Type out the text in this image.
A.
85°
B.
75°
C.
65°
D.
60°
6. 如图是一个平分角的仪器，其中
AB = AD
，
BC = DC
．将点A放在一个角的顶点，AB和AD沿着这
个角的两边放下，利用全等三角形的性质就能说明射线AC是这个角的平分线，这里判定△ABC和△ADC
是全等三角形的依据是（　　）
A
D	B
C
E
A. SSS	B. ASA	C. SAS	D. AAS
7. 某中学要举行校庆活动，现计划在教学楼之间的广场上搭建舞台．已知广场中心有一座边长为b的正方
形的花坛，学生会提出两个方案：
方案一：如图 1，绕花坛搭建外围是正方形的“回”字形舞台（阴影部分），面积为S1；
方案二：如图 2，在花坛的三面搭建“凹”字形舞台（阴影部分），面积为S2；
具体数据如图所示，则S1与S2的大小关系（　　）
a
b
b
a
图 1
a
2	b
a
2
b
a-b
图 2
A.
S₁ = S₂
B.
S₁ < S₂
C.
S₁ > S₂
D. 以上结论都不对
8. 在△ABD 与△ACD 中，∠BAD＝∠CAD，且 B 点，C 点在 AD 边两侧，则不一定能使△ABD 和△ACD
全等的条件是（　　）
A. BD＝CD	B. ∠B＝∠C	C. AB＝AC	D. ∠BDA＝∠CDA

STATED EXERCISE:
Recopy the entries above in their entirety, exactly.

SOLUTION FOR THIS TASK:
Type out the text in this image.
A.
85°
B.
75°
C.
65°
D.
60°
6. 如图是一个平分角的仪器，其中
AB = AD
，
BC = DC
．将点A放在一个角的顶点，AB和AD沿着这
个角的两边放下，利用全等三角形的性质就能说明射线AC是这个角的平分线，这里判定△ABC和△ADC
是全等三角形的依据是（　　）
A
D	B
C
E
A. SSS	B. ASA	C. SAS	D. AAS
7. 某中学要举行校庆活动，现计划在教学楼之间的广场上搭建舞台．已知广场中心有一座边长为b的正方
形的花坛，学生会提出两个方案：
方案一：如图 1，绕花坛搭建外围是正方形的“回”字形舞台（阴影部分），面积为S1；
方案二：如图 2，在花坛的三面搭建“凹”字形舞台（阴影部分），面积为S2；
具体数据如图所示，则S1与S2的大小关系（　　）
a
b
b
a
图 1
a
2	b
a
2
b
a-b
图 2
A.
S₁ = S₂
B.
S₁ < S₂
C.
S₁ > S₂
D. 以上结论都不对
8. 在△ABD 与△ACD 中，∠BAD＝∠CAD，且 B 点，C 点在 AD 边两侧，则不一定能使△ABD 和△ACD
全等的条件是（　　）
A. BD＝CD	B. ∠B＝∠C	C. AB＝AC	D. ∠BDA＝∠CDA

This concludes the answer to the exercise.